[Dataset records]
>>>

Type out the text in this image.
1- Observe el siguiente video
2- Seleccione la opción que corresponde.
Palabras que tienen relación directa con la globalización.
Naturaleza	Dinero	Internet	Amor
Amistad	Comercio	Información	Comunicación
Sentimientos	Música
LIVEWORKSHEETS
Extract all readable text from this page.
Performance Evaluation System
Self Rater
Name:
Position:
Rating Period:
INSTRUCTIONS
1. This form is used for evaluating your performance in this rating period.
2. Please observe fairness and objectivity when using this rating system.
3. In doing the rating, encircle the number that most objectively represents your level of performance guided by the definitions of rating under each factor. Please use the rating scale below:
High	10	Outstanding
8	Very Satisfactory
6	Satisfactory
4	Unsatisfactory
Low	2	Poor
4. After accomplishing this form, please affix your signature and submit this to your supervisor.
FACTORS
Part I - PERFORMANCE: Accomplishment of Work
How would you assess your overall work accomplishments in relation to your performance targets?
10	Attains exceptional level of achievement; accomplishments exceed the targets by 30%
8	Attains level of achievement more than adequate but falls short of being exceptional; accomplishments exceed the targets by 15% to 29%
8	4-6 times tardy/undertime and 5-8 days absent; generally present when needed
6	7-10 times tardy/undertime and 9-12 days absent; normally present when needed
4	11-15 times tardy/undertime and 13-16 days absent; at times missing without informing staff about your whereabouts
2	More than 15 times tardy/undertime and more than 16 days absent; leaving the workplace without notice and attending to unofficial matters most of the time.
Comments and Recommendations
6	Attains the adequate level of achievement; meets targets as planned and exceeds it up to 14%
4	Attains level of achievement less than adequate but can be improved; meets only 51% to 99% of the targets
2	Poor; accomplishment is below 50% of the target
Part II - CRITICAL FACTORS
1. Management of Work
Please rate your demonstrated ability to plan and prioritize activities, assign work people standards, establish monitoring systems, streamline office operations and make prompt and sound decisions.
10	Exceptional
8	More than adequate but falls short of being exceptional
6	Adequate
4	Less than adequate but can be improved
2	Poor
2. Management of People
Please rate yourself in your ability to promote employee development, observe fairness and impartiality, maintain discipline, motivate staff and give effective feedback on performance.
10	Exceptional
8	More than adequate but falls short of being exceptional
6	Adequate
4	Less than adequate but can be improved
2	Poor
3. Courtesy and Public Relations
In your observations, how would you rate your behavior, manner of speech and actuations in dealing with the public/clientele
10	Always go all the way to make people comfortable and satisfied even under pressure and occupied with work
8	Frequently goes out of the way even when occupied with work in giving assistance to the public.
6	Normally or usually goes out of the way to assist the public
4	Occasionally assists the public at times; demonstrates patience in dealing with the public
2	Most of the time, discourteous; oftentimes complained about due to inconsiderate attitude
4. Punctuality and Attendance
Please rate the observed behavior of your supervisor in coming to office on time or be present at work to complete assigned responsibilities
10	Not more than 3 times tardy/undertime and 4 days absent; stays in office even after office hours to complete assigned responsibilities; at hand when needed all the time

<<<

THE TASK: Exactly reproduce every line of the data above.

EXERCISE OUTPUT:
Type out the text in this image.
1- Observe el siguiente video
2- Seleccione la opción que corresponde.
Palabras que tienen relación directa con la globalización.
Naturaleza	Dinero	Internet	Amor
Amistad	Comercio	Información	Comunicación
Sentimientos	Música
LIVEWORKSHEETS
Extract all readable text from this page.
Performance Evaluation System
Self Rater
Name:
Position:
Rating Period:
INSTRUCTIONS
1. This form is used for evaluating your performance in this rating period.
2. Please observe fairness and objectivity when using this rating system.
3. In doing the rating, encircle the number that most objectively represents your level of performance guided by the definitions of rating under each factor. Please use the rating scale below:
High	10	Outstanding
8	Very Satisfactory
6	Satisfactory
4	Unsatisfactory
Low	2	Poor
4. After accomplishing this form, please affix your signature and submit this to your supervisor.
FACTORS
Part I - PERFORMANCE: Accomplishment of Work
How would you assess your overall work accomplishments in relation to your performance targets?
10	Attains exceptional level of achievement; accomplishments exceed the targets by 30%
8	Attains level of achievement more than adequate but falls short of being exceptional; accomplishments exceed the targets by 15% to 29%
8	4-6 times tardy/undertime and 5-8 days absent; generally present when needed
6	7-10 times tardy/undertime and 9-12 days absent; normally present when needed
4	11-15 times tardy/undertime and 13-16 days absent; at times missing without informing staff about your whereabouts
2	More than 15 times tardy/undertime and more than 16 days absent; leaving the workplace without notice and attending to unofficial matters most of the time.
Comments and Recommendations
6	Attains the adequate level of achievement; meets targets as planned and exceeds it up to 14%
4	Attains level of achievement less than adequate but can be improved; meets only 51% to 99% of the targets
2	Poor; accomplishment is below 50% of the target
Part II - CRITICAL FACTORS
1. Management of Work
Please rate your demonstrated ability to plan and prioritize activities, assign work people standards, establish monitoring systems, streamline office operations and make prompt and sound decisions.
10	Exceptional
8	More than adequate but falls short of being exceptional
6	Adequate
4	Less than adequate but can be improved
2	Poor
2. Management of People
Please rate yourself in your ability to promote employee development, observe fairness and impartiality, maintain discipline, motivate staff and give effective feedback on performance.
10	Exceptional
8	More than adequate but falls short of being exceptional
6	Adequate
4	Less than adequate but can be improved
2	Poor
3. Courtesy and Public Relations
In your observations, how would you rate your behavior, manner of speech and actuations in dealing with the public/clientele
10	Always go all the way to make people comfortable and satisfied even under pressure and occupied with work
8	Frequently goes out of the way even when occupied with work in giving assistance to the public.
6	Normally or usually goes out of the way to assist the public
4	Occasionally assists the public at times; demonstrates patience in dealing with the public
2	Most of the time, discourteous; oftentimes complained about due to inconsiderate attitude
4. Punctuality and Attendance
Please rate the observed behavior of your supervisor in coming to office on time or be present at work to complete assigned responsibilities
10	Not more than 3 times tardy/undertime and 4 days absent; stays in office even after office hours to complete assigned responsibilities; at hand when needed all the time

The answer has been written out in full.